▶ _INSTRUCTION_:
Reproduce every line of the listing as written, apart from the pictures.

▶ _MATERIAL SHOWN_:
━━━━━━━━━━

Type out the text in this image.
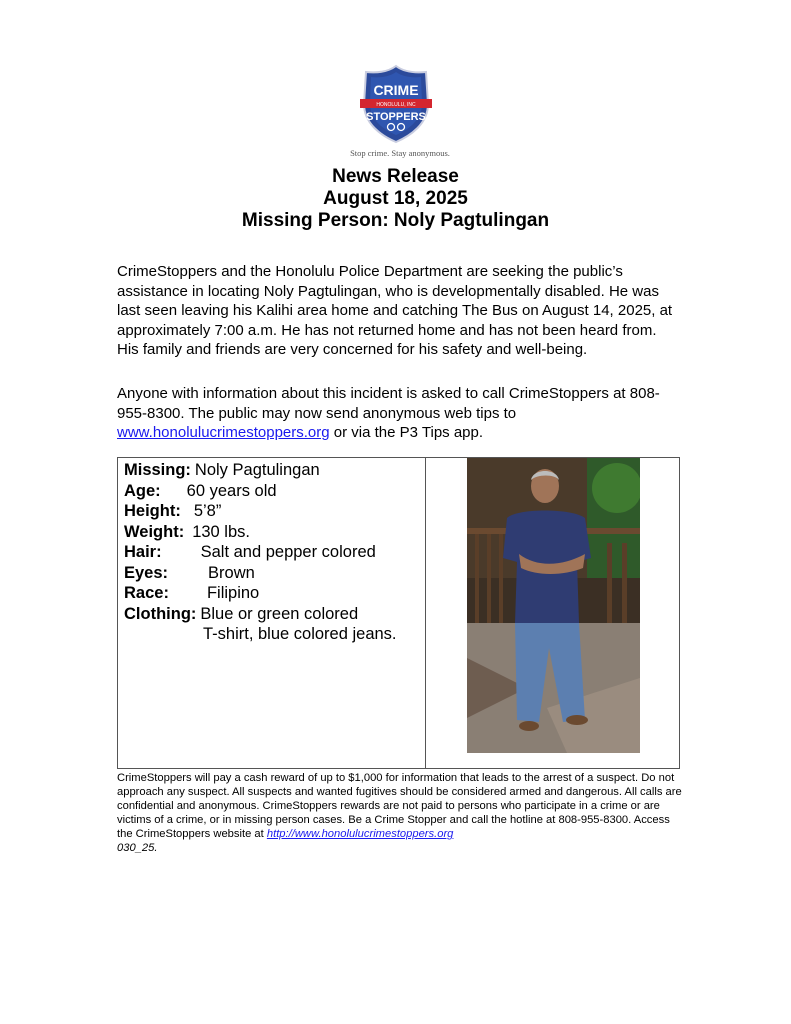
CRIME
HONOLULU, INC
STOPPERS
Stop crime. Stay anonymous.
News Release
August 18, 2025
Missing Person: Noly Pagtulingan
CrimeStoppers and the Honolulu Police Department are seeking the public’s assistance in locating Noly Pagtulingan, who is developmentally disabled. He was last seen leaving his Kalihi area home and catching The Bus on August 14, 2025, at approximately 7:00 a.m. He has not returned home and has not been heard from. His family and friends are very concerned for his safety and well-being.
Anyone with information about this incident is asked to call CrimeStoppers at 808-955-8300. The public may now send anonymous web tips to www.honolulucrimestoppers.org or via the P3 Tips app.
Missing: Noly Pagtulingan
Age: 60 years old
Height: 5’8”
Weight: 130 lbs.
Hair: Salt and pepper colored
Eyes: Brown
Race: Filipino
Clothing: Blue or green colored
T-shirt, blue colored jeans.
CrimeStoppers will pay a cash reward of up to $1,000 for information that leads to the arrest of a suspect. Do not approach any suspect. All suspects and wanted fugitives should be considered armed and dangerous. All calls are confidential and anonymous. CrimeStoppers rewards are not paid to persons who participate in a crime or are victims of a crime, or in missing person cases. Be a Crime Stopper and call the hotline at 808-955-8300. Access the CrimeStoppers website at http://www.honolulucrimestoppers.org
030_25.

━━━━━━━━━━

▶ _TASK ANSWER_:
Type out the text in this image.
CRIME
HONOLULU, INC
STOPPERS
Stop crime. Stay anonymous.
News Release
August 18, 2025
Missing Person: Noly Pagtulingan
CrimeStoppers and the Honolulu Police Department are seeking the public’s assistance in locating Noly Pagtulingan, who is developmentally disabled. He was last seen leaving his Kalihi area home and catching The Bus on August 14, 2025, at approximately 7:00 a.m. He has not returned home and has not been heard from. His family and friends are very concerned for his safety and well-being.
Anyone with information about this incident is asked to call CrimeStoppers at 808-955-8300. The public may now send anonymous web tips to www.honolulucrimestoppers.org or via the P3 Tips app.
Missing: Noly Pagtulingan
Age: 60 years old
Height: 5’8”
Weight: 130 lbs.
Hair: Salt and pepper colored
Eyes: Brown
Race: Filipino
Clothing: Blue or green colored
T-shirt, blue colored jeans.
CrimeStoppers will pay a cash reward of up to $1,000 for information that leads to the arrest of a suspect. Do not approach any suspect. All suspects and wanted fugitives should be considered armed and dangerous. All calls are confidential and anonymous. CrimeStoppers rewards are not paid to persons who participate in a crime or are victims of a crime, or in missing person cases. Be a Crime Stopper and call the hotline at 808-955-8300. Access the CrimeStoppers website at http://www.honolulucrimestoppers.org
030_25.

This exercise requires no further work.